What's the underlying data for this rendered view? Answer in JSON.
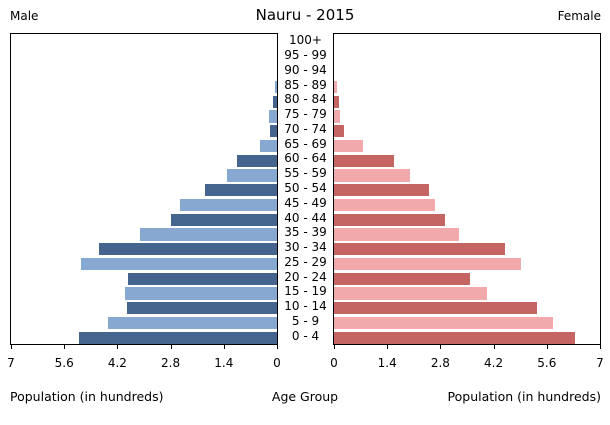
{
  "title": "Nauru - 2015",
  "left_header": "Male",
  "right_header": "Female",
  "axis": {
    "xlabel_left": "Population (in hundreds)",
    "xlabel_center": "Age Group",
    "xlabel_right": "Population (in hundreds)",
    "male_ticks": [
      "7",
      "5.6",
      "4.2",
      "2.8",
      "1.4",
      "0"
    ],
    "female_ticks": [
      "0",
      "1.4",
      "2.8",
      "4.2",
      "5.6",
      "7"
    ],
    "max_value": 7
  },
  "colors": {
    "male_dark": "#45658e",
    "male_light": "#87a8d0",
    "female_dark": "#c46463",
    "female_light": "#f2a9ab",
    "axis_color": "#000000",
    "background": "#ffffff"
  },
  "chart_data": {
    "type": "bar",
    "subtype": "population-pyramid",
    "title": "Nauru - 2015",
    "xlabel": "Population (in hundreds)",
    "ylabel": "Age Group",
    "xlim_each_side": [
      0,
      7
    ],
    "grid": false,
    "categories_top_to_bottom": [
      "100+",
      "95 - 99",
      "90 - 94",
      "85 - 89",
      "80 - 84",
      "75 - 79",
      "70 - 74",
      "65 - 69",
      "60 - 64",
      "55 - 59",
      "50 - 54",
      "45 - 49",
      "40 - 44",
      "35 - 39",
      "30 - 34",
      "25 - 29",
      "20 - 24",
      "15 - 19",
      "10 - 14",
      "5 - 9",
      "0 - 4"
    ],
    "series": [
      {
        "name": "Male",
        "side": "left",
        "values": [
          0,
          0,
          0,
          0.05,
          0.1,
          0.21,
          0.18,
          0.45,
          1.06,
          1.31,
          1.9,
          2.56,
          2.78,
          3.6,
          4.68,
          5.15,
          3.91,
          4.0,
          3.96,
          4.46,
          5.22
        ]
      },
      {
        "name": "Female",
        "side": "right",
        "values": [
          0,
          0,
          0,
          0.08,
          0.12,
          0.15,
          0.26,
          0.77,
          1.58,
          2.0,
          2.5,
          2.65,
          2.91,
          3.3,
          4.5,
          4.92,
          3.57,
          4.03,
          5.34,
          5.75,
          6.34
        ]
      }
    ]
  }
}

_What the exercise asks_.
With the pictures left out, transcribe the material exactly.

_Solution for this problem_.
What's the underlying data for this rendered view? Answer in JSON.
{
  "title": "Nauru - 2015",
  "left_header": "Male",
  "right_header": "Female",
  "axis": {
    "xlabel_left": "Population (in hundreds)",
    "xlabel_center": "Age Group",
    "xlabel_right": "Population (in hundreds)",
    "male_ticks": [
      "7",
      "5.6",
      "4.2",
      "2.8",
      "1.4",
      "0"
    ],
    "female_ticks": [
      "0",
      "1.4",
      "2.8",
      "4.2",
      "5.6",
      "7"
    ],
    "max_value": 7
  },
  "colors": {
    "male_dark": "#45658e",
    "male_light": "#87a8d0",
    "female_dark": "#c46463",
    "female_light": "#f2a9ab",
    "axis_color": "#000000",
    "background": "#ffffff"
  },
  "chart_data": {
    "type": "bar",
    "subtype": "population-pyramid",
    "title": "Nauru - 2015",
    "xlabel": "Population (in hundreds)",
    "ylabel": "Age Group",
    "xlim_each_side": [
      0,
      7
    ],
    "grid": false,
    "categories_top_to_bottom": [
      "100+",
      "95 - 99",
      "90 - 94",
      "85 - 89",
      "80 - 84",
      "75 - 79",
      "70 - 74",
      "65 - 69",
      "60 - 64",
      "55 - 59",
      "50 - 54",
      "45 - 49",
      "40 - 44",
      "35 - 39",
      "30 - 34",
      "25 - 29",
      "20 - 24",
      "15 - 19",
      "10 - 14",
      "5 - 9",
      "0 - 4"
    ],
    "series": [
      {
        "name": "Male",
        "side": "left",
        "values": [
          0,
          0,
          0,
          0.05,
          0.1,
          0.21,
          0.18,
          0.45,
          1.06,
          1.31,
          1.9,
          2.56,
          2.78,
          3.6,
          4.68,
          5.15,
          3.91,
          4.0,
          3.96,
          4.46,
          5.22
        ]
      },
      {
        "name": "Female",
        "side": "right",
        "values": [
          0,
          0,
          0,
          0.08,
          0.12,
          0.15,
          0.26,
          0.77,
          1.58,
          2.0,
          2.5,
          2.65,
          2.91,
          3.3,
          4.5,
          4.92,
          3.57,
          4.03,
          5.34,
          5.75,
          6.34
        ]
      }
    ]
  }
}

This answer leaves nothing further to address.